Stored items
---*---
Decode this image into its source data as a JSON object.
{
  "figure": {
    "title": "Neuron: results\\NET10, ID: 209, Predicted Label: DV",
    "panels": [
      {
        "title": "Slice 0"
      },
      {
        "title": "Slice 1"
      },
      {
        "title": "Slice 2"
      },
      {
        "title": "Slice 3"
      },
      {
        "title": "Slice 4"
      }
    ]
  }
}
---*---
**YOUR INSTRUCTIONS**
Repeat the data precisely, line by line.

**IN RESPONSE**
Decode this image into its source data as a JSON object.
{
  "figure": {
    "title": "Neuron: results\\NET10, ID: 209, Predicted Label: DV",
    "panels": [
      {
        "title": "Slice 0"
      },
      {
        "title": "Slice 1"
      },
      {
        "title": "Slice 2"
      },
      {
        "title": "Slice 3"
      },
      {
        "title": "Slice 4"
      }
    ]
  }
}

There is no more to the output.